◆ Given request: Exact reproduction is required for all entries.

◆ Exercise materials:
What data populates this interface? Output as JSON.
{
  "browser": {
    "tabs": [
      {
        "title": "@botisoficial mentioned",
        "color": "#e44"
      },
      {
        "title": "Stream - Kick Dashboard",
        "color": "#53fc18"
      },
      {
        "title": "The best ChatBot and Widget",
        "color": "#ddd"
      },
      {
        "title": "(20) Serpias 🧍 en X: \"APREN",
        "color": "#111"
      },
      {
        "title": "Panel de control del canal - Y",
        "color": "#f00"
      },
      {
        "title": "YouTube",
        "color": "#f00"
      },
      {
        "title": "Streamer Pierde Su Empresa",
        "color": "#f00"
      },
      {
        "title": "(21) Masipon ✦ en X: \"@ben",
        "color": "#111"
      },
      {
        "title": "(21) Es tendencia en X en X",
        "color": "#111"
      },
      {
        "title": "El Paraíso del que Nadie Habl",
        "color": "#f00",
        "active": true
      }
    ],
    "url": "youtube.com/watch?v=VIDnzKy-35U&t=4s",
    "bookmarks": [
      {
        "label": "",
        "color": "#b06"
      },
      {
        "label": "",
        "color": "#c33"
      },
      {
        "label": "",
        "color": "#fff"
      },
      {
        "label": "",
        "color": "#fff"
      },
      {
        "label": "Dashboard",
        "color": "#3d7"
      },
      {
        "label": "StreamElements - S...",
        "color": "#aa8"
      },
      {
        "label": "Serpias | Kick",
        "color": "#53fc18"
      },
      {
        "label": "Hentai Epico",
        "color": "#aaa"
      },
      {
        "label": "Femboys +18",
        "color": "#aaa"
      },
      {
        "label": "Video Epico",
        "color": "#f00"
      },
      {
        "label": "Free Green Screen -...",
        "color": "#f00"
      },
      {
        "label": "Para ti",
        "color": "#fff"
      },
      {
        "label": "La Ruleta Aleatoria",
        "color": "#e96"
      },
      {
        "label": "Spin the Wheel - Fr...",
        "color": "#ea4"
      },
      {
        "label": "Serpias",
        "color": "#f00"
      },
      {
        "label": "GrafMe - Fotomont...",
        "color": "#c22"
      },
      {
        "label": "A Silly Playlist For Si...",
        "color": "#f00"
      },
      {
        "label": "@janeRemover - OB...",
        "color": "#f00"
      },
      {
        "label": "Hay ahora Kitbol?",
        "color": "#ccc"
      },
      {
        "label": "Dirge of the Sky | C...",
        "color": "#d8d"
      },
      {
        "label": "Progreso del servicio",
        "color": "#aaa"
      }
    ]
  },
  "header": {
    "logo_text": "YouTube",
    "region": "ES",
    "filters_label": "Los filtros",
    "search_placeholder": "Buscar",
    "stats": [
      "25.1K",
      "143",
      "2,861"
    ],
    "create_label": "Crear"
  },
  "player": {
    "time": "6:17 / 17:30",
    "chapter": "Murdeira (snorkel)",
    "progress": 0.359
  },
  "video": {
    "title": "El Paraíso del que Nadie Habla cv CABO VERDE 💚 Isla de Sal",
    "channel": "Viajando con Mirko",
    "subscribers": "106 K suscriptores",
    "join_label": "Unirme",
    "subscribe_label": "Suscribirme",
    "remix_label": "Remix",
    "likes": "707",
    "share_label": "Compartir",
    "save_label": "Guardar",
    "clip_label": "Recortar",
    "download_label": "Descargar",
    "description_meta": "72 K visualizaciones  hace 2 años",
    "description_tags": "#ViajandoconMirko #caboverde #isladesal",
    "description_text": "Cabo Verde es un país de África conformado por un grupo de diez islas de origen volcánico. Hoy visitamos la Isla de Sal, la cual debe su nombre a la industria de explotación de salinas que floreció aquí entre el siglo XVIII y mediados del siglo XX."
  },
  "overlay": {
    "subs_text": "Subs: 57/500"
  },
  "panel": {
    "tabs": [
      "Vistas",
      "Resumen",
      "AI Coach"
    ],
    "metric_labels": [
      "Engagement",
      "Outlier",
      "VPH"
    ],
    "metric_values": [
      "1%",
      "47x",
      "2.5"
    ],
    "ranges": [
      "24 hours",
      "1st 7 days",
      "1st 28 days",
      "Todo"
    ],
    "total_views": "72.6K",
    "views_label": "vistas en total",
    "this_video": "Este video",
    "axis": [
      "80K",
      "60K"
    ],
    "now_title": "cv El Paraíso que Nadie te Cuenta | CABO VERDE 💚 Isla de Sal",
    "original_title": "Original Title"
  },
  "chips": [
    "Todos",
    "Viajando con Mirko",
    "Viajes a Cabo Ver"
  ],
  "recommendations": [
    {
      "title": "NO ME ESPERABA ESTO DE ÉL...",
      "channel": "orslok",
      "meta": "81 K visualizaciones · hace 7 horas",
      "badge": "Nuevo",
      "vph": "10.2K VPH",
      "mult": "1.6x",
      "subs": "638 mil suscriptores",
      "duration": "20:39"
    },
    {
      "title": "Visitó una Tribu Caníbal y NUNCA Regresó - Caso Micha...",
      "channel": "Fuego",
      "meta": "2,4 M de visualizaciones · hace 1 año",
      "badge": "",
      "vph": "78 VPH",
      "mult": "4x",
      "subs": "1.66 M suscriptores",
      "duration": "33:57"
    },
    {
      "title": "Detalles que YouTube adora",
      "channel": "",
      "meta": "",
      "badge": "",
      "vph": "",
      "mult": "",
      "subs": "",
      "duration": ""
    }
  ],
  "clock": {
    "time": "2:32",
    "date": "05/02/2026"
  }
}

◆ The answer:
What data populates this interface? Output as JSON.
{
  "browser": {
    "tabs": [
      {
        "title": "@botisoficial mentioned",
        "color": "#e44"
      },
      {
        "title": "Stream - Kick Dashboard",
        "color": "#53fc18"
      },
      {
        "title": "The best ChatBot and Widget",
        "color": "#ddd"
      },
      {
        "title": "(20) Serpias 🧍 en X: \"APREN",
        "color": "#111"
      },
      {
        "title": "Panel de control del canal - Y",
        "color": "#f00"
      },
      {
        "title": "YouTube",
        "color": "#f00"
      },
      {
        "title": "Streamer Pierde Su Empresa",
        "color": "#f00"
      },
      {
        "title": "(21) Masipon ✦ en X: \"@ben",
        "color": "#111"
      },
      {
        "title": "(21) Es tendencia en X en X",
        "color": "#111"
      },
      {
        "title": "El Paraíso del que Nadie Habl",
        "color": "#f00",
        "active": true
      }
    ],
    "url": "youtube.com/watch?v=VIDnzKy-35U&t=4s",
    "bookmarks": [
      {
        "label": "",
        "color": "#b06"
      },
      {
        "label": "",
        "color": "#c33"
      },
      {
        "label": "",
        "color": "#fff"
      },
      {
        "label": "",
        "color": "#fff"
      },
      {
        "label": "Dashboard",
        "color": "#3d7"
      },
      {
        "label": "StreamElements - S...",
        "color": "#aa8"
      },
      {
        "label": "Serpias | Kick",
        "color": "#53fc18"
      },
      {
        "label": "Hentai Epico",
        "color": "#aaa"
      },
      {
        "label": "Femboys +18",
        "color": "#aaa"
      },
      {
        "label": "Video Epico",
        "color": "#f00"
      },
      {
        "label": "Free Green Screen -...",
        "color": "#f00"
      },
      {
        "label": "Para ti",
        "color": "#fff"
      },
      {
        "label": "La Ruleta Aleatoria",
        "color": "#e96"
      },
      {
        "label": "Spin the Wheel - Fr...",
        "color": "#ea4"
      },
      {
        "label": "Serpias",
        "color": "#f00"
      },
      {
        "label": "GrafMe - Fotomont...",
        "color": "#c22"
      },
      {
        "label": "A Silly Playlist For Si...",
        "color": "#f00"
      },
      {
        "label": "@janeRemover - OB...",
        "color": "#f00"
      },
      {
        "label": "Hay ahora Kitbol?",
        "color": "#ccc"
      },
      {
        "label": "Dirge of the Sky | C...",
        "color": "#d8d"
      },
      {
        "label": "Progreso del servicio",
        "color": "#aaa"
      }
    ]
  },
  "header": {
    "logo_text": "YouTube",
    "region": "ES",
    "filters_label": "Los filtros",
    "search_placeholder": "Buscar",
    "stats": [
      "25.1K",
      "143",
      "2,861"
    ],
    "create_label": "Crear"
  },
  "player": {
    "time": "6:17 / 17:30",
    "chapter": "Murdeira (snorkel)",
    "progress": 0.359
  },
  "video": {
    "title": "El Paraíso del que Nadie Habla cv CABO VERDE 💚 Isla de Sal",
    "channel": "Viajando con Mirko",
    "subscribers": "106 K suscriptores",
    "join_label": "Unirme",
    "subscribe_label": "Suscribirme",
    "remix_label": "Remix",
    "likes": "707",
    "share_label": "Compartir",
    "save_label": "Guardar",
    "clip_label": "Recortar",
    "download_label": "Descargar",
    "description_meta": "72 K visualizaciones  hace 2 años",
    "description_tags": "#ViajandoconMirko #caboverde #isladesal",
    "description_text": "Cabo Verde es un país de África conformado por un grupo de diez islas de origen volcánico. Hoy visitamos la Isla de Sal, la cual debe su nombre a la industria de explotación de salinas que floreció aquí entre el siglo XVIII y mediados del siglo XX."
  },
  "overlay": {
    "subs_text": "Subs: 57/500"
  },
  "panel": {
    "tabs": [
      "Vistas",
      "Resumen",
      "AI Coach"
    ],
    "metric_labels": [
      "Engagement",
      "Outlier",
      "VPH"
    ],
    "metric_values": [
      "1%",
      "47x",
      "2.5"
    ],
    "ranges": [
      "24 hours",
      "1st 7 days",
      "1st 28 days",
      "Todo"
    ],
    "total_views": "72.6K",
    "views_label": "vistas en total",
    "this_video": "Este video",
    "axis": [
      "80K",
      "60K"
    ],
    "now_title": "cv El Paraíso que Nadie te Cuenta | CABO VERDE 💚 Isla de Sal",
    "original_title": "Original Title"
  },
  "chips": [
    "Todos",
    "Viajando con Mirko",
    "Viajes a Cabo Ver"
  ],
  "recommendations": [
    {
      "title": "NO ME ESPERABA ESTO DE ÉL...",
      "channel": "orslok",
      "meta": "81 K visualizaciones · hace 7 horas",
      "badge": "Nuevo",
      "vph": "10.2K VPH",
      "mult": "1.6x",
      "subs": "638 mil suscriptores",
      "duration": "20:39"
    },
    {
      "title": "Visitó una Tribu Caníbal y NUNCA Regresó - Caso Micha...",
      "channel": "Fuego",
      "meta": "2,4 M de visualizaciones · hace 1 año",
      "badge": "",
      "vph": "78 VPH",
      "mult": "4x",
      "subs": "1.66 M suscriptores",
      "duration": "33:57"
    },
    {
      "title": "Detalles que YouTube adora",
      "channel": "",
      "meta": "",
      "badge": "",
      "vph": "",
      "mult": "",
      "subs": "",
      "duration": ""
    }
  ],
  "clock": {
    "time": "2:32",
    "date": "05/02/2026"
  }
}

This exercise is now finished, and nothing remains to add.